--- Start of SUPPLIED RECORDS ---
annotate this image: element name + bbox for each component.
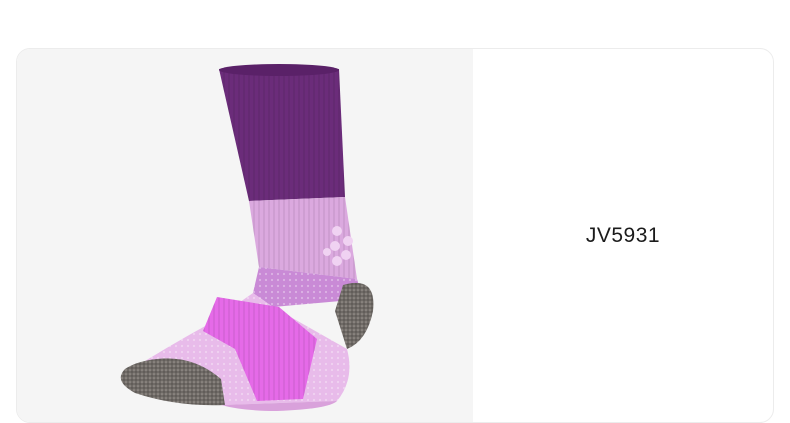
sock-product-image <box>120 64 374 411</box>
product-image-panel[interactable] <box>17 49 473 422</box>
sock-heel <box>335 282 374 349</box>
product-info-panel: JV5931 <box>473 49 773 422</box>
product-sku: JV5931 <box>585 223 661 247</box>
product-card[interactable]: JV5931 <box>16 48 774 423</box>
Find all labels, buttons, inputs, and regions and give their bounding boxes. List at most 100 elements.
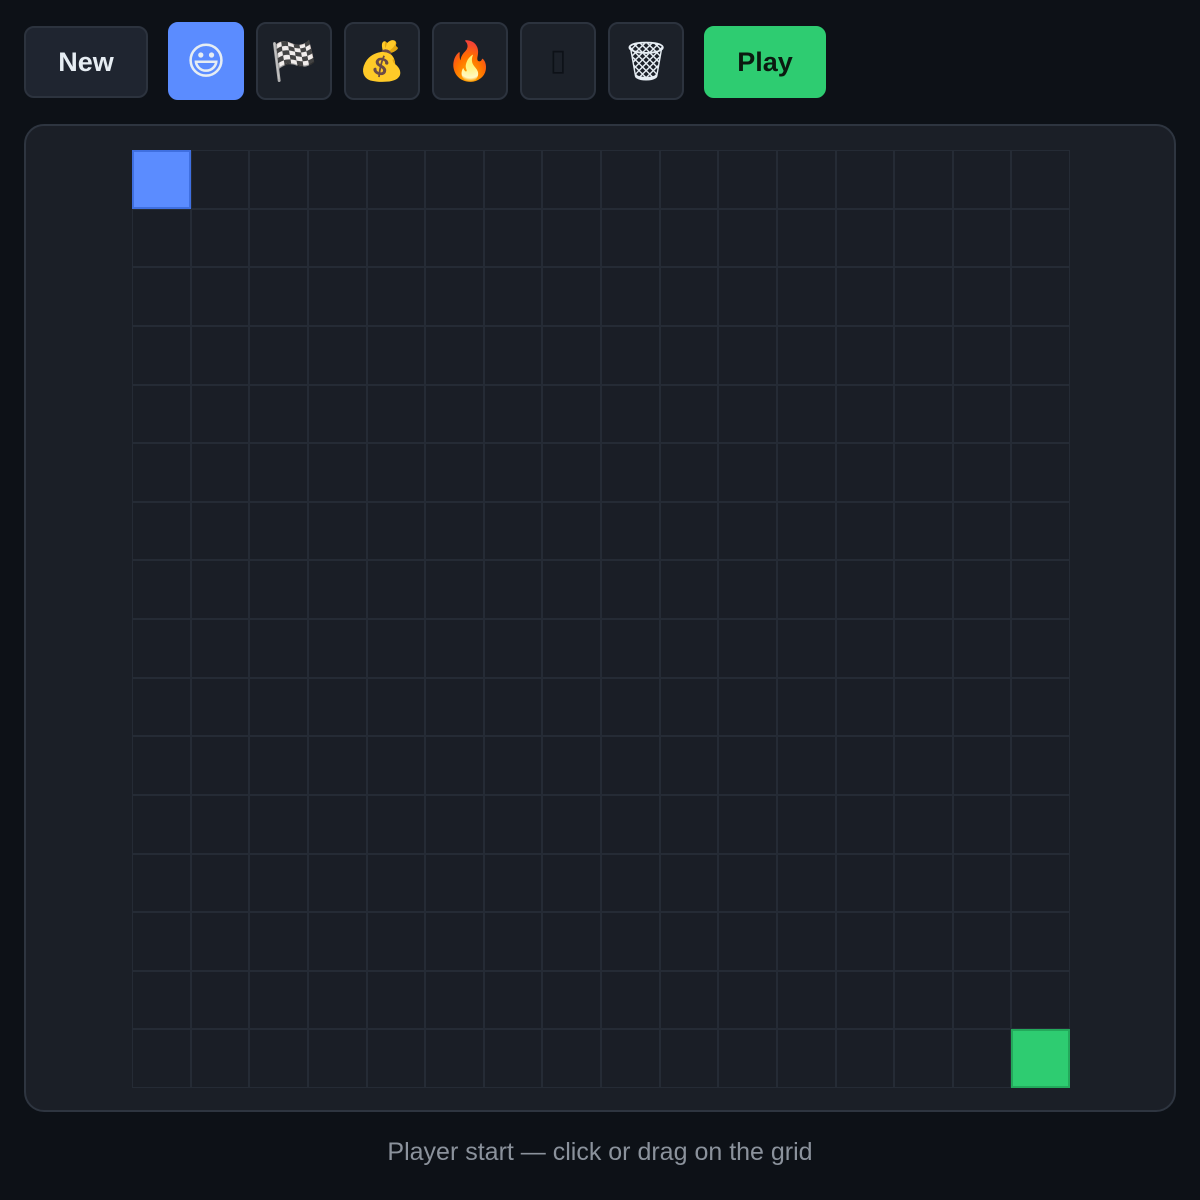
--- End of SUPPLIED RECORDS ---
Write out every line of the material above as a numbered list, skipping blank lines and leaving out the pictures.

1. annotate this image: element name + bbox for each component.
2. sock-product-image <box>120 64 374 411</box>
3. product-image-panel[interactable] <box>17 49 473 422</box>
4. sock-heel <box>335 282 374 349</box>
5. product-info-panel: JV5931 <box>473 49 773 422</box>
6. product-sku: JV5931 <box>585 223 661 247</box>
7. product-card[interactable]: JV5931 <box>16 48 774 423</box>
8. Find all labels, buttons, inputs, and regions and give their bounding boxes. List at most 100 elements.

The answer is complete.